GIVEN PROBLEM
Out of the lines below, please list those that hold the string "ffffff".

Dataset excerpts
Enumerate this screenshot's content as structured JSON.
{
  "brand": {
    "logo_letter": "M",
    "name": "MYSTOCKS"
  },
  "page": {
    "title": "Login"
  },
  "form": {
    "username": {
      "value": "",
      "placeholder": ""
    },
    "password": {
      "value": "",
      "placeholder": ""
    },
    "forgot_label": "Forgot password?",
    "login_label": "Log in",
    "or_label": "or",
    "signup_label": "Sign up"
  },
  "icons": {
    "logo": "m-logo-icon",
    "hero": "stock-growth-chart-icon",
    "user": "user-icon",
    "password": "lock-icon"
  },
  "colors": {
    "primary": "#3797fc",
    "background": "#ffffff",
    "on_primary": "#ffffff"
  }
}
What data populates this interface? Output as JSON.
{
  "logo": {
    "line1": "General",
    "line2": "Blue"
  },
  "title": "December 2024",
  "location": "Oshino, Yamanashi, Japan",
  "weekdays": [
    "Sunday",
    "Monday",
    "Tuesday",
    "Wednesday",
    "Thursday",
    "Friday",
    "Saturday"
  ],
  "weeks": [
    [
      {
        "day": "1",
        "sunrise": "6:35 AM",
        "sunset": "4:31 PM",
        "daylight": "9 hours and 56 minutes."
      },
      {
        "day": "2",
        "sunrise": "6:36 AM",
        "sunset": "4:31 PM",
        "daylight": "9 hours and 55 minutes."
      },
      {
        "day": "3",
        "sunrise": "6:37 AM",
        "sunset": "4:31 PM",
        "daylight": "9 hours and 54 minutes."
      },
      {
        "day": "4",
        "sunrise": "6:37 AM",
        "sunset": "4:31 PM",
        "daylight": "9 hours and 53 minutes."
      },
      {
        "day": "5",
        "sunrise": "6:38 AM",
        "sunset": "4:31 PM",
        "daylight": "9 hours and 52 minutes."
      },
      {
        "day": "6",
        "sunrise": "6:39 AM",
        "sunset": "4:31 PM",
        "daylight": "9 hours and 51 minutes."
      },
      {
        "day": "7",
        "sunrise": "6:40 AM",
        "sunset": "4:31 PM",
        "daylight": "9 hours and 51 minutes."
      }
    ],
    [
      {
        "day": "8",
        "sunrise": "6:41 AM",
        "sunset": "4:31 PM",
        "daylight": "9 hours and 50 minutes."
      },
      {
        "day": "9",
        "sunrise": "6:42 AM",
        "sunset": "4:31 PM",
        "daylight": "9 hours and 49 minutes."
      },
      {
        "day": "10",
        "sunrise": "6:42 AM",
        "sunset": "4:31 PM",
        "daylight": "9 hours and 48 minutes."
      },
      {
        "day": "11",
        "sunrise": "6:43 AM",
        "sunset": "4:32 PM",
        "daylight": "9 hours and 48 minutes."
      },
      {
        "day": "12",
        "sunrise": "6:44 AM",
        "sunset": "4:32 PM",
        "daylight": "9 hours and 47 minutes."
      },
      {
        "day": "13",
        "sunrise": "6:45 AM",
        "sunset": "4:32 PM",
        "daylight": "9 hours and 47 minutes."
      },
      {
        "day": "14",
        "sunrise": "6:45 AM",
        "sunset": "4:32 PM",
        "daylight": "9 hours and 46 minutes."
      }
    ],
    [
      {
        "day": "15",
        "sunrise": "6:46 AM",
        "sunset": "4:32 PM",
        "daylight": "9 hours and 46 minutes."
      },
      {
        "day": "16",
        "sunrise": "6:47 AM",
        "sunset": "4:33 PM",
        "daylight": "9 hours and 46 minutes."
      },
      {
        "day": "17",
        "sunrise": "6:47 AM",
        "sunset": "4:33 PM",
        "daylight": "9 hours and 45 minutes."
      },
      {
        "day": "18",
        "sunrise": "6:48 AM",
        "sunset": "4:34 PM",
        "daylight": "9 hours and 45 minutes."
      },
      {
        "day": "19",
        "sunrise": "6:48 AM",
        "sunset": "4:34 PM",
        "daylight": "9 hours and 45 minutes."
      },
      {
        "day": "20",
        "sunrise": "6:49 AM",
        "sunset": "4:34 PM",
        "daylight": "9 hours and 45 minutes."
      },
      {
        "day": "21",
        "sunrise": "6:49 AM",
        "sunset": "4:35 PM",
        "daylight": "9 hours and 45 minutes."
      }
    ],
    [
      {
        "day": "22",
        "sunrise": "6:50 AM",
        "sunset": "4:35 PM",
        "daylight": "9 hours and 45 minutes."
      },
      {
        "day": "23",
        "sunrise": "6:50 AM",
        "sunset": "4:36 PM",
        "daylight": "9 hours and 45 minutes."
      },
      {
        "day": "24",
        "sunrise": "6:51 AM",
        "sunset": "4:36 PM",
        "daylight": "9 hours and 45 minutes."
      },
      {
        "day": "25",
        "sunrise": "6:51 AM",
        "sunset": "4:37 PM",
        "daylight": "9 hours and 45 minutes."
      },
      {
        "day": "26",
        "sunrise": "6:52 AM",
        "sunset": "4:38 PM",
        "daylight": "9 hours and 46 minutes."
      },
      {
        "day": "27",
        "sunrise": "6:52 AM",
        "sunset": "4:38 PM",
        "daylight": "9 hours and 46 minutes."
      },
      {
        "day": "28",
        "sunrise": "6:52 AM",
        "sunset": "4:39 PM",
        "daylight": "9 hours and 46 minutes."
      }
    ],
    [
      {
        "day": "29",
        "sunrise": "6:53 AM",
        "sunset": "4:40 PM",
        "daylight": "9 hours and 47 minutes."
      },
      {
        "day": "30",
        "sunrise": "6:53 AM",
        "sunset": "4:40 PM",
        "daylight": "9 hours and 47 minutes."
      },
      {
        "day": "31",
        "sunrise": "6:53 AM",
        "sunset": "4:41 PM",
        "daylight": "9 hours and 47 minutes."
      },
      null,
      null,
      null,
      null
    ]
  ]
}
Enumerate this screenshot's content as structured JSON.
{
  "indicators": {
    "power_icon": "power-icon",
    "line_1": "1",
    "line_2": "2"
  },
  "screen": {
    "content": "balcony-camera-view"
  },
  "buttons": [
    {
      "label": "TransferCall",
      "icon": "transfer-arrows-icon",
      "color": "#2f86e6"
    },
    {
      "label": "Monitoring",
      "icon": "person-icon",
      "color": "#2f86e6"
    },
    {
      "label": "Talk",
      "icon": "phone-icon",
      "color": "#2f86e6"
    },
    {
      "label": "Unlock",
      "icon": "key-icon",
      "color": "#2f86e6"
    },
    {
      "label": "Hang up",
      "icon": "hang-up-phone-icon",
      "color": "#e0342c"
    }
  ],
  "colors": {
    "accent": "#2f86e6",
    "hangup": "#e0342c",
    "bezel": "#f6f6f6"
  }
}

WRITTEN SOLUTION
    "background": "#ffffff",
    "on_primary": "#ffffff"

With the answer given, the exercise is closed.